* Work required
Copy out every line containing the word "this".
— Start of Exercise data —
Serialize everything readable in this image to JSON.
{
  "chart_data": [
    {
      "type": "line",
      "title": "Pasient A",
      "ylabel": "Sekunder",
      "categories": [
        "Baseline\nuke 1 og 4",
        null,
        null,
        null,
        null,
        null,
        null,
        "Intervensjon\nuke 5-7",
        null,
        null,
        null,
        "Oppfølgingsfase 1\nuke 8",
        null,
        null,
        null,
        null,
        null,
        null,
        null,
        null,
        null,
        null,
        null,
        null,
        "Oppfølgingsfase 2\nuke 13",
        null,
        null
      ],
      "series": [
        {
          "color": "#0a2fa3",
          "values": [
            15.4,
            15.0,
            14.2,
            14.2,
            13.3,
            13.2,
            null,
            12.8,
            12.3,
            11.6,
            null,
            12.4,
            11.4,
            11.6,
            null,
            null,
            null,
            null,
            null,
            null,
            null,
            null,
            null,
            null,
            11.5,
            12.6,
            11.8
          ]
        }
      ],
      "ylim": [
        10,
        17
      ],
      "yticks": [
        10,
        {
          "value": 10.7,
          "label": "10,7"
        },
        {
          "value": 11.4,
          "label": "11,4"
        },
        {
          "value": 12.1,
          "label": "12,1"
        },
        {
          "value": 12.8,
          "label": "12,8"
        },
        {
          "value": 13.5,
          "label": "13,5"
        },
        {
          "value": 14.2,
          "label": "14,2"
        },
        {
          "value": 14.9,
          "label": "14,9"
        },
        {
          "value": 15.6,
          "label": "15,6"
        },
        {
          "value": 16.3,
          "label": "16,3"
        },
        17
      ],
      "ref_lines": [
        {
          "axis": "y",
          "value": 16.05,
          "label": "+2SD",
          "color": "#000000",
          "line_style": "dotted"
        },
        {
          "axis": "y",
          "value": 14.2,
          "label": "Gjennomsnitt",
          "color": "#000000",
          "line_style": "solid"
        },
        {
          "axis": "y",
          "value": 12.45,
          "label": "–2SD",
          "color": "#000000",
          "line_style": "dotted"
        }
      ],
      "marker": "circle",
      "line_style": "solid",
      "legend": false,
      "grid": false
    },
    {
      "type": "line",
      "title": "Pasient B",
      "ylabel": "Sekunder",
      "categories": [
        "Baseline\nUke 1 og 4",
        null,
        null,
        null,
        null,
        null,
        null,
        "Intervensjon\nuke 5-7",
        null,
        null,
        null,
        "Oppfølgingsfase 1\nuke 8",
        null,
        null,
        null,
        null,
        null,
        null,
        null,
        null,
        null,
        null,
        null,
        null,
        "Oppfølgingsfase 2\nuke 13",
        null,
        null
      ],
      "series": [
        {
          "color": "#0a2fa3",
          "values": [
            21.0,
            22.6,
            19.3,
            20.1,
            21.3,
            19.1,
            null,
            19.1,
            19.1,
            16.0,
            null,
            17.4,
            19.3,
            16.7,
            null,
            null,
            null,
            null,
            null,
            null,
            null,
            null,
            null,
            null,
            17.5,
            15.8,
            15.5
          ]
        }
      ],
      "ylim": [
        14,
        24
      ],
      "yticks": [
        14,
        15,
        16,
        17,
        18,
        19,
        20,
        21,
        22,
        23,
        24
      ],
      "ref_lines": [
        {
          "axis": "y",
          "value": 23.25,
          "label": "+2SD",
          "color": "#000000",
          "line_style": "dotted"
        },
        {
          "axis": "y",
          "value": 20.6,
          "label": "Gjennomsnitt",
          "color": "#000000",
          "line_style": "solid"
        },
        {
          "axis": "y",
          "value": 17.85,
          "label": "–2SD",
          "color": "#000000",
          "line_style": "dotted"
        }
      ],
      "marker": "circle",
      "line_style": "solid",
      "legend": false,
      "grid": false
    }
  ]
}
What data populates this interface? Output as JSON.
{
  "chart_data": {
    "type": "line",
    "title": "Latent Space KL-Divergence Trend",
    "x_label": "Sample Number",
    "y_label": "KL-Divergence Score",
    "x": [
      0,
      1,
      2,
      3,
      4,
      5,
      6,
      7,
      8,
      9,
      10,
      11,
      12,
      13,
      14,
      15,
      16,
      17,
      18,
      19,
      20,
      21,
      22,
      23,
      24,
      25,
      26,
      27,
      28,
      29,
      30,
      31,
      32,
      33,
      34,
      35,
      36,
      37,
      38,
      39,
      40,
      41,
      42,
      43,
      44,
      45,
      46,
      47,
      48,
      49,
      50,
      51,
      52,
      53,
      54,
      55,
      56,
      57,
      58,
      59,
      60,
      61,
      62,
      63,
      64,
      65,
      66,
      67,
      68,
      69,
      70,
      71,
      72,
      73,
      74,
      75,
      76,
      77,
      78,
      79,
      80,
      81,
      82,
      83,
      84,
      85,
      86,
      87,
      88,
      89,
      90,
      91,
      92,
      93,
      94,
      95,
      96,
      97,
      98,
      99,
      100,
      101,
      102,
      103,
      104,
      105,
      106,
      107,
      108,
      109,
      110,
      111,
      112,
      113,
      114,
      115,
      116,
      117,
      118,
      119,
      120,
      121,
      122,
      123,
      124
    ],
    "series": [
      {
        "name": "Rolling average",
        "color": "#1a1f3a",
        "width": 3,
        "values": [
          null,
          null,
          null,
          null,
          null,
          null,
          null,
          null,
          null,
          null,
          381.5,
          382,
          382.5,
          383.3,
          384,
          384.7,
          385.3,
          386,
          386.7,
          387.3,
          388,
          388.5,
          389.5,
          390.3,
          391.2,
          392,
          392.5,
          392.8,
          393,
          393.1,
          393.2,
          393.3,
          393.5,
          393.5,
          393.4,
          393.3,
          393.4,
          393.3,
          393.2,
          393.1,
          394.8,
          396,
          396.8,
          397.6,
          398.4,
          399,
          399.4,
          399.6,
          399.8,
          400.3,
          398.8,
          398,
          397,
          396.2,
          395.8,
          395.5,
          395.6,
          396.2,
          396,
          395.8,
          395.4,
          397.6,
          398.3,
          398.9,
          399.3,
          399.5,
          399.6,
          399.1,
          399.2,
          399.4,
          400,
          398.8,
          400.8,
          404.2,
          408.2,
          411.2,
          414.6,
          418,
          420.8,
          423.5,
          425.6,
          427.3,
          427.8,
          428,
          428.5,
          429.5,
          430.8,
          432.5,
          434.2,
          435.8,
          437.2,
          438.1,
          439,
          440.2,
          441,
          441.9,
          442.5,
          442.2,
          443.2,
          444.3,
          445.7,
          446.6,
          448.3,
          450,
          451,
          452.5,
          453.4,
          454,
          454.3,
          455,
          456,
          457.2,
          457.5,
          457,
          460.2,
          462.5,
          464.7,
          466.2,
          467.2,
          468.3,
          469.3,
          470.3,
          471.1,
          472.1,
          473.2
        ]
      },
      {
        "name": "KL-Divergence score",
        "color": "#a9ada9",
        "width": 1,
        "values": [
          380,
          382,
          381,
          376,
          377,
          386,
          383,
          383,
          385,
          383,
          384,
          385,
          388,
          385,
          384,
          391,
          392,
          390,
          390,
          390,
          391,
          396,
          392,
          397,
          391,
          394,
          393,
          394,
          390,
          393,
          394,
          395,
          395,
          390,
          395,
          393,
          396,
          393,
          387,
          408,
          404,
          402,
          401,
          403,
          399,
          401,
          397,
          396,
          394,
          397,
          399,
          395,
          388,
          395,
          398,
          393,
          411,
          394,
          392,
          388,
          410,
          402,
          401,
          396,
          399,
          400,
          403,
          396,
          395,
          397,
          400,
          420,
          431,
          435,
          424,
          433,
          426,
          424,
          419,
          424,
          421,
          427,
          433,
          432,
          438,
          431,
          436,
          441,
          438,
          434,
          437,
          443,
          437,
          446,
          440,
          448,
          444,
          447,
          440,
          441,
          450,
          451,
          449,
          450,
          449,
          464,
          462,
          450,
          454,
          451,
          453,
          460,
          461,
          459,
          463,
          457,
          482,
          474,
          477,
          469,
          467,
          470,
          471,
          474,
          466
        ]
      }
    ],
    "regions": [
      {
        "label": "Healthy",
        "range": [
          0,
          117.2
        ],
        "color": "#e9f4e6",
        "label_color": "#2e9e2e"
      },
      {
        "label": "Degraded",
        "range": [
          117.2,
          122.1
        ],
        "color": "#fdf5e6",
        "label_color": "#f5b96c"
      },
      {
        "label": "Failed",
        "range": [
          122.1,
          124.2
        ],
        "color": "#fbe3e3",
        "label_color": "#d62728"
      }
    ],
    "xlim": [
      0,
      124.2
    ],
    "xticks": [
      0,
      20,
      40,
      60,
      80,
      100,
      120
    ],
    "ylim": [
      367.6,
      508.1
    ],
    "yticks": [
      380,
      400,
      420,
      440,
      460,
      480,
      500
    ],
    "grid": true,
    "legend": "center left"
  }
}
— End of Exercise data —
* Final result
Serialize everything readable in this image to JSON.
What data populates this interface? Output as JSON.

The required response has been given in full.